Sur le plan juridique, l’objectif de progression en matière d’efficacité énergétique a été réitéré, notamment par la loi de 2015 sur la transition énergétique qui prévoit des objectifs importants, comme la réduction de moitié de la consommation d’énergie finale d’ici 2050 ou la diminution de 40 % des émissions de gaz à effet de serre en 2030 par rapport au niveau de 1990. Au plan européen, le nouveau paquet énergie actuellement en discussion prévoit une amélioration de l’efficacité énergétique d’au moins 27 % d’ici 2030. Il s’agit là d’un objectif contraignant. Il n’y a donc pas de renoncement, mais une affirmation de la nécessité d’atteindre des objectifs ambitieux. Malheureusement, l’amélioration de l’efficacité énergétique industrielle s’est un peu ralentie pour deux raisons. D’abord, parce que depuis le début des années 2000, les industriels ont massivement procédé à de nombreuses améliorations. Celles qui restent à faire sont les moins faciles et les moins rentables. Nous atteignons donc une sorte de palier. Et bien sûr, parce que le contexte économique s’est dégradé et qu’il est donc plus difficile d’investir même si c’est pour faire à terme des économies.
L’Europe peut-elle être considérée comme un bon élève mondial ?
Sur le plan des comportements, la situation en Europe est plutôt en progrès. Entre 2000 et 2015 l’efficacité énergétique industrielle s’est améliorée de 14 % soit un rythme élevé d’environ 1,3 % par an. Mieux, en 2013, 41 % des économies d’énergie en Europe ont été réalisées par l’industrie contre 34 % dans le résidentiel, 22 % pour le transport et 3 % dans le tertiaire ce qui est très faible. Attention, tous les secteurs industriels ne sont pas homogènes. Par exemple, l’automobile et l’agroalimentaire sont plus en retard que la sidérurgie ou la métallurgie. Leur marge de progression est donc plus importante.

-.-.-

Consigne:
Dans le passage ci-dessus sur l'efficacité énergétique, relevez tous les secteurs entre lesquels sont réparties les économies d'énergie réalisées en Europe en 2013. Donnez aussi la part de chacun.

Lignes d'un jeu de données
-.-.-

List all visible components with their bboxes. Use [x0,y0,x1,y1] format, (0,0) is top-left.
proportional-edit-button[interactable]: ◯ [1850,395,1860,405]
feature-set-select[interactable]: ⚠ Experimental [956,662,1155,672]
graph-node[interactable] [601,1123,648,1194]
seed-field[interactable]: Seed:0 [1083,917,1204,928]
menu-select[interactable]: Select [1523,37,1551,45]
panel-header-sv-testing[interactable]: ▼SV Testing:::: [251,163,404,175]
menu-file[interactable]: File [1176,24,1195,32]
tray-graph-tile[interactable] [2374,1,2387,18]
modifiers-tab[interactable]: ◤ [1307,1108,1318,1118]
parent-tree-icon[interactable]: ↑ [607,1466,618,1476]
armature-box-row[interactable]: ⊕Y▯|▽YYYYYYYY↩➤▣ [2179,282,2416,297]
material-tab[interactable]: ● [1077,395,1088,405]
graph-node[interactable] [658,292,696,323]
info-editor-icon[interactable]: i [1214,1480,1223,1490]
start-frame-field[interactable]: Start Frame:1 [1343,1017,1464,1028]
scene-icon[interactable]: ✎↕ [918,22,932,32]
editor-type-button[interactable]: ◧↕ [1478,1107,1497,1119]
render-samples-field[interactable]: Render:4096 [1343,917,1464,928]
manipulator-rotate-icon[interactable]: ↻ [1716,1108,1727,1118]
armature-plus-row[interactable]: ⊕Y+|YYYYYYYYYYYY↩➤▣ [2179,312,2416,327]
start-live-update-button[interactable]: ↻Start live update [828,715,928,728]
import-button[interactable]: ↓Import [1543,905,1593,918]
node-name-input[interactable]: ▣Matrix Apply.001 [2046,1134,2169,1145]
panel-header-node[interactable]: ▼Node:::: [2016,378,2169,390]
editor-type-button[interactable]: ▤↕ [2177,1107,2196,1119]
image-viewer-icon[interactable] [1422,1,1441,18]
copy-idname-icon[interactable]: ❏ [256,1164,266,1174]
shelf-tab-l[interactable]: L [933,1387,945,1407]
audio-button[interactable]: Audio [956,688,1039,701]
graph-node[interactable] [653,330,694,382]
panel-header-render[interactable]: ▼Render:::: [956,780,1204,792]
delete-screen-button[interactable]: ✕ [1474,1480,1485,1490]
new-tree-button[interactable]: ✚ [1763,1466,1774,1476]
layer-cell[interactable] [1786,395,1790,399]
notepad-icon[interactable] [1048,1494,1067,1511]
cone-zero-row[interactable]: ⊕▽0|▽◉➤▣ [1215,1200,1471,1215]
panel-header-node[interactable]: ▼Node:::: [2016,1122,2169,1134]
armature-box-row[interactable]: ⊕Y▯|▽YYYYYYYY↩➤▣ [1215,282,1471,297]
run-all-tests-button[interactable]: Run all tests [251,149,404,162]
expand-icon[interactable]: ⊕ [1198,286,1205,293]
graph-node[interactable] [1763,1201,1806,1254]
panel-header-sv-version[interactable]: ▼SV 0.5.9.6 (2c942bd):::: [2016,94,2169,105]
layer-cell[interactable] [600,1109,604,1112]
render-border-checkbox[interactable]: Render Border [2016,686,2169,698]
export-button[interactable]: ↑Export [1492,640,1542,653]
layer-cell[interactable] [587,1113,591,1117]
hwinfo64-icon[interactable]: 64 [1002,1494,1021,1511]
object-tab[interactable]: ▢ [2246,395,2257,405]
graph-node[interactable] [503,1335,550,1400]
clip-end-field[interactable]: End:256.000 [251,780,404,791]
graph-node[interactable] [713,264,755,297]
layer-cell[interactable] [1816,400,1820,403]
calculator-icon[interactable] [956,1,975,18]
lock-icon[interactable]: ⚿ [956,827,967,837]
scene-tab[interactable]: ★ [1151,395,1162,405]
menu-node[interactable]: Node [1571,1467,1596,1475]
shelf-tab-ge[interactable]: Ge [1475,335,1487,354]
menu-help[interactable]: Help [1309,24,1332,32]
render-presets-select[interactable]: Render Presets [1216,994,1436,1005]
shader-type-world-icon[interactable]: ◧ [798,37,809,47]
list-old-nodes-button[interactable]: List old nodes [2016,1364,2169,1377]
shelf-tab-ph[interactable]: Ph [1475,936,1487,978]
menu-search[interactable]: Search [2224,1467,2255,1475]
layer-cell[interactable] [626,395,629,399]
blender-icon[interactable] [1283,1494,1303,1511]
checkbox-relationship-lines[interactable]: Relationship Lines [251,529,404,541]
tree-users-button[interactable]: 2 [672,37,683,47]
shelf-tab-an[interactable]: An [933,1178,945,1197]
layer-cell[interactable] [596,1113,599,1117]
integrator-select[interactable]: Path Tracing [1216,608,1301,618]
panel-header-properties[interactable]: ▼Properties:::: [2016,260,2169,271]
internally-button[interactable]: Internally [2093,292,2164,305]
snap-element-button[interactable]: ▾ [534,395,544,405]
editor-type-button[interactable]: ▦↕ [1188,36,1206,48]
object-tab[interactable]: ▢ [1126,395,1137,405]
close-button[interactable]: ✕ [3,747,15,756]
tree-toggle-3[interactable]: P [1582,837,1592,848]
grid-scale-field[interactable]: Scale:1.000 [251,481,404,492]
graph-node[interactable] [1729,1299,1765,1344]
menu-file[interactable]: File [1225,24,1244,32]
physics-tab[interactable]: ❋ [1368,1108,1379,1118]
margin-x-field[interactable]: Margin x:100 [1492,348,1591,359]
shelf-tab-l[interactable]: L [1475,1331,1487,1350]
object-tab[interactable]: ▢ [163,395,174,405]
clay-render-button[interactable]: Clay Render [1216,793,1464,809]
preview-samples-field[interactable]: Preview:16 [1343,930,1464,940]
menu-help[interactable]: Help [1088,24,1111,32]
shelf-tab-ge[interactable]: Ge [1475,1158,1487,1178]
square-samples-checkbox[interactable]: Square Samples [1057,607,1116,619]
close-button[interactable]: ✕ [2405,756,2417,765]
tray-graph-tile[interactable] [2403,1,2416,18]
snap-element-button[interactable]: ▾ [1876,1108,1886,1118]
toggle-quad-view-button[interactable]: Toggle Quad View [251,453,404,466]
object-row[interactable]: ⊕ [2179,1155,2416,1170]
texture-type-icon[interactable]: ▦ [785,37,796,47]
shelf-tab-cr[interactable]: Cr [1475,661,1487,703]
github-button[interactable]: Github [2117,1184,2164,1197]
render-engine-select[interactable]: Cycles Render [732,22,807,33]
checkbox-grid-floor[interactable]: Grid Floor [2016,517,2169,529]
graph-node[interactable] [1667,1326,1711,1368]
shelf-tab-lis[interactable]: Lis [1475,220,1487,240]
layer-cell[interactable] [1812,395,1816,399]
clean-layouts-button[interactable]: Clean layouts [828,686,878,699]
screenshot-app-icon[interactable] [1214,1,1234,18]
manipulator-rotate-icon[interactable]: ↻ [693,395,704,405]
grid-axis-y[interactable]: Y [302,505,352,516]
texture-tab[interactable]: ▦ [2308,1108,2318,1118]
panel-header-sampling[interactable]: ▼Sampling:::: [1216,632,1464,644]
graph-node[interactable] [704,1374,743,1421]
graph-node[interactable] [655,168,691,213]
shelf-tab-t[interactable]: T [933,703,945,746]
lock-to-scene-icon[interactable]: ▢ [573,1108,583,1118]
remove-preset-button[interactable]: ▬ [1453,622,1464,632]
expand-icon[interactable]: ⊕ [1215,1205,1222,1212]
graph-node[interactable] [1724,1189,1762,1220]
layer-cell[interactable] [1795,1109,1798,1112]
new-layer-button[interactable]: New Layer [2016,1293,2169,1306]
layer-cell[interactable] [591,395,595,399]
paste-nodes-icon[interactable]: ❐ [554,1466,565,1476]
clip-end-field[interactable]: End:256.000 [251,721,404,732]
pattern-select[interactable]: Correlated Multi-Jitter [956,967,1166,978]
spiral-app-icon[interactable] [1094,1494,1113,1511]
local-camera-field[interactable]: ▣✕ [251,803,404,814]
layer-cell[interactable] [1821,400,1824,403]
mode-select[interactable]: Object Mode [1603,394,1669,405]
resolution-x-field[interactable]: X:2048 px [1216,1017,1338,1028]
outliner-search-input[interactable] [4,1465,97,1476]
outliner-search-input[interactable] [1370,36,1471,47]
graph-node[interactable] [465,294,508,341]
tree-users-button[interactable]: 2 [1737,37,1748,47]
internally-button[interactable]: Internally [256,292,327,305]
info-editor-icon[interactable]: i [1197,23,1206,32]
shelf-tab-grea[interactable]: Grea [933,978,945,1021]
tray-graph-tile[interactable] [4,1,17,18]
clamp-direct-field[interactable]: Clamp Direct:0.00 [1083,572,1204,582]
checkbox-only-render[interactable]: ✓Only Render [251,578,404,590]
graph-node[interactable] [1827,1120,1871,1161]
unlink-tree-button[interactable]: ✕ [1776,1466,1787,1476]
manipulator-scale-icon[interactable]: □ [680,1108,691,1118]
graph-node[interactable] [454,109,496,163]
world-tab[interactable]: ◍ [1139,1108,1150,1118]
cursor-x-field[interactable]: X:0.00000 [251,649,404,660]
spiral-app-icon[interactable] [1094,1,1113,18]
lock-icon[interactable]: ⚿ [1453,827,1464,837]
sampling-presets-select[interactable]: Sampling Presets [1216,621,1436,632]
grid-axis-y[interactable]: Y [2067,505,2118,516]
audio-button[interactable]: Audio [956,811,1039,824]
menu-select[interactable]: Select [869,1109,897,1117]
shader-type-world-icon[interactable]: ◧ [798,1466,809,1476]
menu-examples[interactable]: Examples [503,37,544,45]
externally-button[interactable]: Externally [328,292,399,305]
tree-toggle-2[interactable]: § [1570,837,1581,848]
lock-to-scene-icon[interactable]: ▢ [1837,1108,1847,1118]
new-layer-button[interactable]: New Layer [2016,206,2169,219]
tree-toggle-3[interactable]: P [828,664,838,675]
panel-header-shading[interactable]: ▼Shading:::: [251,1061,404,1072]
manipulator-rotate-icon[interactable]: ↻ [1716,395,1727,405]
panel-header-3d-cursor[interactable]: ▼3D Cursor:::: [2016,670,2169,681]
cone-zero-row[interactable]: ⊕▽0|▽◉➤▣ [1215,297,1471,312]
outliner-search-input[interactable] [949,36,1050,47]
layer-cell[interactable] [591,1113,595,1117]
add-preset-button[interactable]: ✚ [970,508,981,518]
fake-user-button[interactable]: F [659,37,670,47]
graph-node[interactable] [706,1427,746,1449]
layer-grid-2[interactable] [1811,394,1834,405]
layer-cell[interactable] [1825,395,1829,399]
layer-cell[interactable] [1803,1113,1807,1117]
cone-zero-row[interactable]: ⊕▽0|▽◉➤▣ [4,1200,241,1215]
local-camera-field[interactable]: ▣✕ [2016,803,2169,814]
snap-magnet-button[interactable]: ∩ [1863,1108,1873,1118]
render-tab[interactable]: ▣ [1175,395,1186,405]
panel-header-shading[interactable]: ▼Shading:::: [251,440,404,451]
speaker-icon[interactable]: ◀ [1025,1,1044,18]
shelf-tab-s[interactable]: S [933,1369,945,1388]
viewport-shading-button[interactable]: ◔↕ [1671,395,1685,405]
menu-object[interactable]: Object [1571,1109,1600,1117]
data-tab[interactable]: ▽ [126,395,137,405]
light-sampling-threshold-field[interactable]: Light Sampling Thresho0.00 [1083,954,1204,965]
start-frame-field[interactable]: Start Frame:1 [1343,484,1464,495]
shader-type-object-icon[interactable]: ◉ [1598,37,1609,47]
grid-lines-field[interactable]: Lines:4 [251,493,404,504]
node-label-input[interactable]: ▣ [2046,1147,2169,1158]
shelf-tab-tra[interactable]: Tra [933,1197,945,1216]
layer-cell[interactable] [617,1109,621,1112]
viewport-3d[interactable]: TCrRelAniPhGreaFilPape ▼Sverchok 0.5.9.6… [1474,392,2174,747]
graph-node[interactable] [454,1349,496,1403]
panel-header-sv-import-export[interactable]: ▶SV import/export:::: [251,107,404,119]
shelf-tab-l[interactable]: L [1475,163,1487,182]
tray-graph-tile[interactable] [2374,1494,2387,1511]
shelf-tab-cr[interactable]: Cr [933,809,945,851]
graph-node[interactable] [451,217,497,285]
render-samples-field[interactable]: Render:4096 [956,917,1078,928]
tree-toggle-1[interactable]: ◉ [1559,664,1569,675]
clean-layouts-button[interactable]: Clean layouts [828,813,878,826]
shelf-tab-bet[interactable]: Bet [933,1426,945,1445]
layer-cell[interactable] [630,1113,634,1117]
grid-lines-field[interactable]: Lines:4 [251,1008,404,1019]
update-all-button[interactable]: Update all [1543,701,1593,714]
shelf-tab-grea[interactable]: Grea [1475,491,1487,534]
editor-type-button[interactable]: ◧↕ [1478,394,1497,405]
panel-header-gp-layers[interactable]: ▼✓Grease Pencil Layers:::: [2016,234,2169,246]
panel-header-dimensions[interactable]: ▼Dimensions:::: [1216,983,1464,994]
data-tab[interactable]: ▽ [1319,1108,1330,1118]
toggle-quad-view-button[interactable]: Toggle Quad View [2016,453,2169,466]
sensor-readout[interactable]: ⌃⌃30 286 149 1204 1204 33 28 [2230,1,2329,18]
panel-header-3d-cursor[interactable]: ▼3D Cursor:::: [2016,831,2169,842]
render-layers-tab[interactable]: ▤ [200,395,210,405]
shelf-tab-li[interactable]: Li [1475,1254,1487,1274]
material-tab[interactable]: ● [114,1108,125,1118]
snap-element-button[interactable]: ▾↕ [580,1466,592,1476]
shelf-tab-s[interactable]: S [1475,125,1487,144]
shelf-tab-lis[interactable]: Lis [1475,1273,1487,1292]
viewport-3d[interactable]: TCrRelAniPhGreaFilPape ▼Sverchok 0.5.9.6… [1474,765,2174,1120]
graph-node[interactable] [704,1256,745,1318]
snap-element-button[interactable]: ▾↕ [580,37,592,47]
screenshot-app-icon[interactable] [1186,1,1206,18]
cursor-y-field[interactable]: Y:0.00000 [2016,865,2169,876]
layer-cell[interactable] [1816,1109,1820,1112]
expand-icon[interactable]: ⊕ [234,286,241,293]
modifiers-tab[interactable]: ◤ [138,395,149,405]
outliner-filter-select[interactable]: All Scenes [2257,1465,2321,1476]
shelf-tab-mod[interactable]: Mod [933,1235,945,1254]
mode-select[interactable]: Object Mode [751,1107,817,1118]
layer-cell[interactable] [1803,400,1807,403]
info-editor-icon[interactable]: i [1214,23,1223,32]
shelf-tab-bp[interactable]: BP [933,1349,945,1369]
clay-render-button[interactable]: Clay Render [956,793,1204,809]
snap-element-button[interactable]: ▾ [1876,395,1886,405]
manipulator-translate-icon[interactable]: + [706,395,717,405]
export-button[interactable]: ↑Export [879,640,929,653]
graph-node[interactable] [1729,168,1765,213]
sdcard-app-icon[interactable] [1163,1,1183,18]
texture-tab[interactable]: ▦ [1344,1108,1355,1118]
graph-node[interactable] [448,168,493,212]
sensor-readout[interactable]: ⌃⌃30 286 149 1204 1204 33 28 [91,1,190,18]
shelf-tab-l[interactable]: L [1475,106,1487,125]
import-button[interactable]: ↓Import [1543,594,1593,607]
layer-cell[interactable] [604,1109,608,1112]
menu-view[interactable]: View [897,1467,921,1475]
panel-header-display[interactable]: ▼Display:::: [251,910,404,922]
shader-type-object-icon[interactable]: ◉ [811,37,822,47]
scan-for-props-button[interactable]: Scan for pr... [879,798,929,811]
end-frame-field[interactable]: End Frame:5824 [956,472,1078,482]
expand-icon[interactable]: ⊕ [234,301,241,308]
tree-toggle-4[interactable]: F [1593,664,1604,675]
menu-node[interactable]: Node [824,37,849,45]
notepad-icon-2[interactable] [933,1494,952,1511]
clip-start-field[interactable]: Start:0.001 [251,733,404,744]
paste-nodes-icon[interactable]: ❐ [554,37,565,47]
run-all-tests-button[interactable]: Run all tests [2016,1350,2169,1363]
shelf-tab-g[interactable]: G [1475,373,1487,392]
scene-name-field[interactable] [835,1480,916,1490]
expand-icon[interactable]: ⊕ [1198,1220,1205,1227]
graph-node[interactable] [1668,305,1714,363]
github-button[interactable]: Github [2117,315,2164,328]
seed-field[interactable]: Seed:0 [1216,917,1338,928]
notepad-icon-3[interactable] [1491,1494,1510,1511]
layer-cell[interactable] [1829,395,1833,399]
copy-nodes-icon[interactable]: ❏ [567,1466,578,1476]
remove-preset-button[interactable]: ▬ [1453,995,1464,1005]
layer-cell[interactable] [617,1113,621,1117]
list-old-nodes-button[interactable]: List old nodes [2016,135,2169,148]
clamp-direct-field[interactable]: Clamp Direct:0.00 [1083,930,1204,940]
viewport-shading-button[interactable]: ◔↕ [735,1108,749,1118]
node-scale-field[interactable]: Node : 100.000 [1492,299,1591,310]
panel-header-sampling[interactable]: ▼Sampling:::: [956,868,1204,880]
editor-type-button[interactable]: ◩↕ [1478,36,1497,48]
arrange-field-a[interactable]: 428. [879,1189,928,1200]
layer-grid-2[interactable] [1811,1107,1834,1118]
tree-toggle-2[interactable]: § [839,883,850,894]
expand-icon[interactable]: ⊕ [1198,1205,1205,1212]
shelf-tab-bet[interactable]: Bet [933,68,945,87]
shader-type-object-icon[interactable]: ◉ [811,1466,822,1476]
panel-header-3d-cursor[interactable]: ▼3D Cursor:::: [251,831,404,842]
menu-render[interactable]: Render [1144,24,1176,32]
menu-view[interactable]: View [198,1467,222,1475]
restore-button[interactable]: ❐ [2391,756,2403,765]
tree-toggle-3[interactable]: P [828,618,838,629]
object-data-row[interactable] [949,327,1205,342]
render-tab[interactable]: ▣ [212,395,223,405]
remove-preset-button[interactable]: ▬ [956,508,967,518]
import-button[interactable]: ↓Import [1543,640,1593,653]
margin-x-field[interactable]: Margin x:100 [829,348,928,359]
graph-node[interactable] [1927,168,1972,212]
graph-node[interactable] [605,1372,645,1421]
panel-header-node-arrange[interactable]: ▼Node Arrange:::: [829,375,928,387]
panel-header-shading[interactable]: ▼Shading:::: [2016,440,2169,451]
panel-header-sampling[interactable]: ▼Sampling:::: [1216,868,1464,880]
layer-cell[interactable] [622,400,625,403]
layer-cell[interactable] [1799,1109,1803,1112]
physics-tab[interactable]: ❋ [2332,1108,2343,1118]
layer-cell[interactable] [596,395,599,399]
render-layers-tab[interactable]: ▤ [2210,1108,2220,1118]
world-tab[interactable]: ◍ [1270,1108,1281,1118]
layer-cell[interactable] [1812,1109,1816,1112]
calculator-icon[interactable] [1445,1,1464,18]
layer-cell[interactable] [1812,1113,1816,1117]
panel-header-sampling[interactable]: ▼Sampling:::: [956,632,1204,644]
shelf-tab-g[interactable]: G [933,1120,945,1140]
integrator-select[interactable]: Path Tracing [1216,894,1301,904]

-.-.-

Votre réponse:
- industrie : 41 %
- résidentiel : 34 %
- transport : 22 %
- tertiaire : 3 %